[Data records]
◆ ◆ ◆ ◆

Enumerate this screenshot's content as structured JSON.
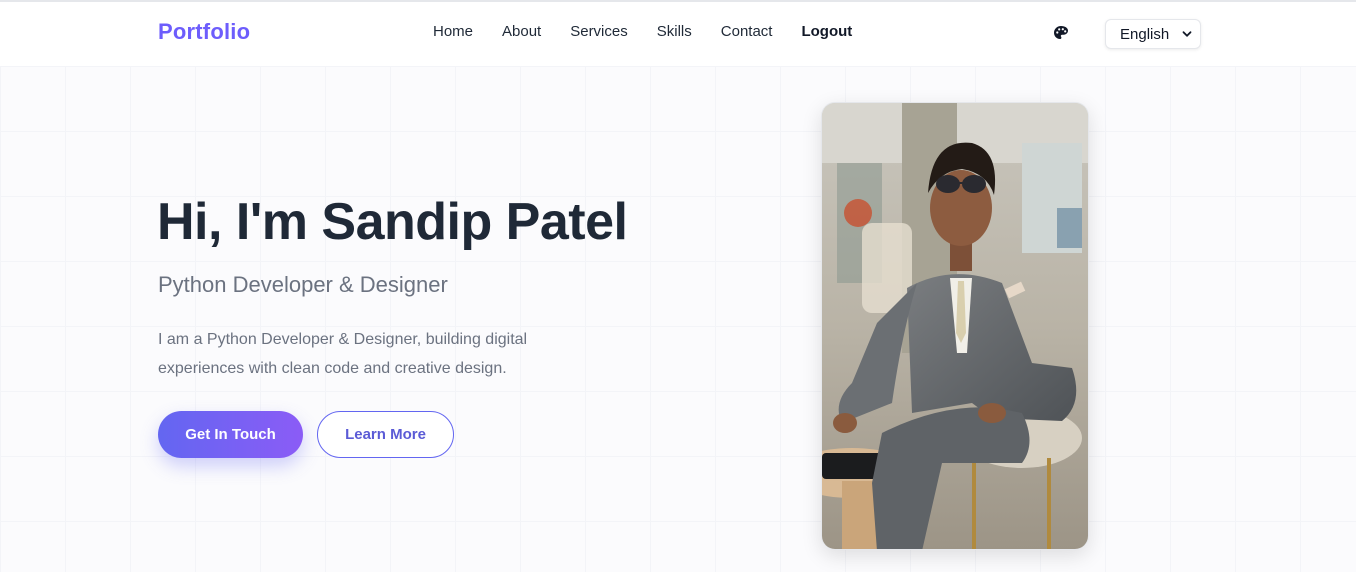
{
  "header": {
    "logo": "Portfolio",
    "nav": [
      {
        "label": "Home"
      },
      {
        "label": "About"
      },
      {
        "label": "Services"
      },
      {
        "label": "Skills"
      },
      {
        "label": "Contact"
      },
      {
        "label": "Logout"
      }
    ],
    "theme_icon": "palette-icon",
    "language": {
      "selected": "English"
    }
  },
  "hero": {
    "title": "Hi, I'm Sandip Patel",
    "subtitle": "Python Developer & Designer",
    "description": "I am a Python Developer & Designer, building digital experiences with clean code and creative design.",
    "primary_button": "Get In Touch",
    "secondary_button": "Learn More"
  },
  "colors": {
    "brand": "#6d5dfc",
    "accent_gradient": [
      "#6366f1",
      "#8b5cf6"
    ],
    "text_dark": "#1f2937",
    "text_muted": "#6b7280"
  }
}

◆ ◆ ◆ ◆

**Set task:** Repeat each entry exactly as given; no pictures belong in the copy.

**Result of this exercise:**
Enumerate this screenshot's content as structured JSON.
{
  "header": {
    "logo": "Portfolio",
    "nav": [
      {
        "label": "Home"
      },
      {
        "label": "About"
      },
      {
        "label": "Services"
      },
      {
        "label": "Skills"
      },
      {
        "label": "Contact"
      },
      {
        "label": "Logout"
      }
    ],
    "theme_icon": "palette-icon",
    "language": {
      "selected": "English"
    }
  },
  "hero": {
    "title": "Hi, I'm Sandip Patel",
    "subtitle": "Python Developer & Designer",
    "description": "I am a Python Developer & Designer, building digital experiences with clean code and creative design.",
    "primary_button": "Get In Touch",
    "secondary_button": "Learn More"
  },
  "colors": {
    "brand": "#6d5dfc",
    "accent_gradient": [
      "#6366f1",
      "#8b5cf6"
    ],
    "text_dark": "#1f2937",
    "text_muted": "#6b7280"
  }
}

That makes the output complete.